STATED EXERCISE
Locate every line below that contains the word "Bibliothek" and copy it.

RECORDS SHOWN

━━━━

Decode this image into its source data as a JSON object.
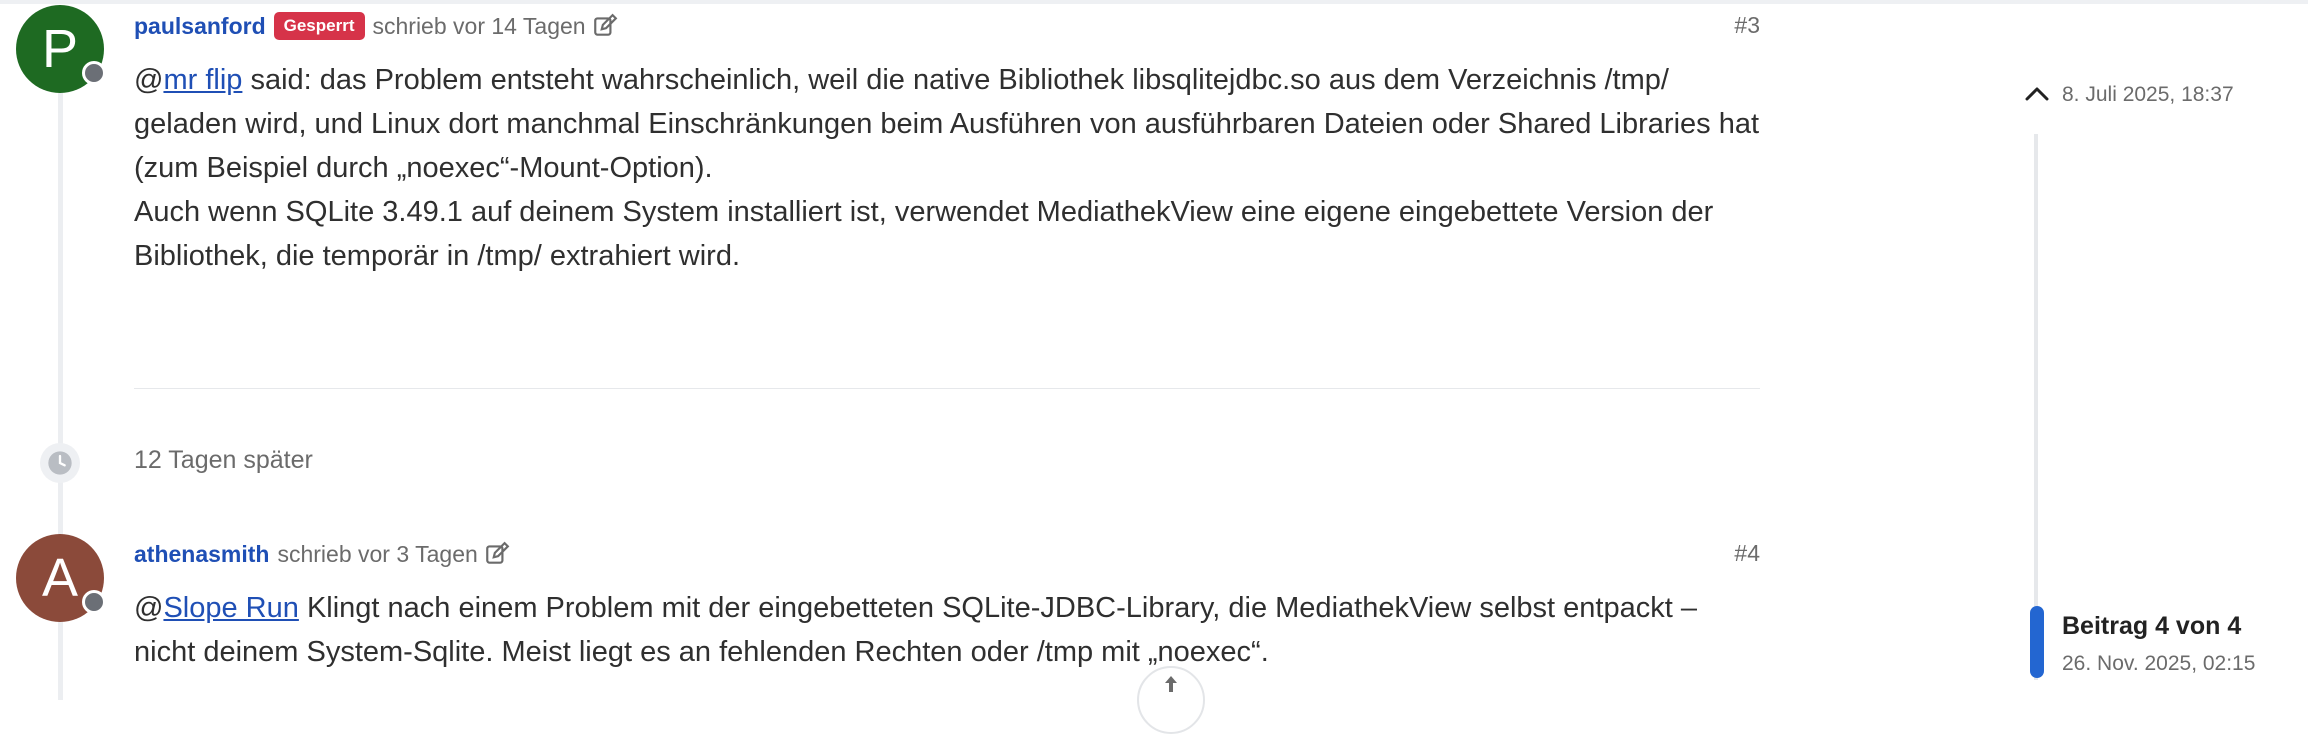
{
  "posts": [
    {
      "avatar_letter": "P",
      "avatar_color": "#1e6a22",
      "username": "paulsanford",
      "badge": "Gesperrt",
      "meta": "schrieb vor 14 Tagen",
      "number": "#3",
      "mention": "mr flip",
      "line1_prefix": "@",
      "line1_rest": " said: das Problem entsteht wahrscheinlich, weil die native Bibliothek libsqlitejdbc.so aus dem Verzeichnis /tmp/ geladen wird, und Linux dort manchmal Einschränkungen beim Ausführen von ausführbaren Dateien oder Shared Libraries hat (zum Beispiel durch „noexec“-Mount-Option).",
      "paragraph2": "Auch wenn SQLite 3.49.1 auf deinem System installiert ist, verwendet MediathekView eine eigene eingebettete Version der Bibliothek, die temporär in /tmp/ extrahiert wird."
    },
    {
      "avatar_letter": "A",
      "avatar_color": "#8b4a3a",
      "username": "athenasmith",
      "meta": "schrieb vor 3 Tagen",
      "number": "#4",
      "mention": "Slope Run",
      "line1_prefix": "@",
      "line1_rest": " Klingt nach einem Problem mit der eingebetteten SQLite-JDBC-Library, die MediathekView selbst entpackt – nicht deinem System-Sqlite. Meist liegt es an fehlenden Rechten oder /tmp mit „noexec“."
    }
  ],
  "time_gap": "12 Tagen später",
  "scrubber": {
    "top_date": "8. Juli 2025, 18:37",
    "position": "Beitrag 4 von 4",
    "current_date": "26. Nov. 2025, 02:15",
    "accent": "#2366d1"
  },
  "icons": {
    "edit": "edit-icon",
    "clock": "clock-icon",
    "chevron": "chevron-up-icon",
    "arrow": "arrow-up-icon"
  }
}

━━━━

SOLUTION TO THIS TASK
      "line1_rest": " said: das Problem entsteht wahrscheinlich, weil die native Bibliothek libsqlitejdbc.so aus dem Verzeichnis /tmp/ geladen wird, und Linux dort manchmal Einschränkungen beim Ausführen von ausführbaren Dateien oder Shared Libraries hat (zum Beispiel durch „noexec“-Mount-Option).",
      "paragraph2": "Auch wenn SQLite 3.49.1 auf deinem System installiert ist, verwendet MediathekView eine eigene eingebettete Version der Bibliothek, die temporär in /tmp/ extrahiert wird."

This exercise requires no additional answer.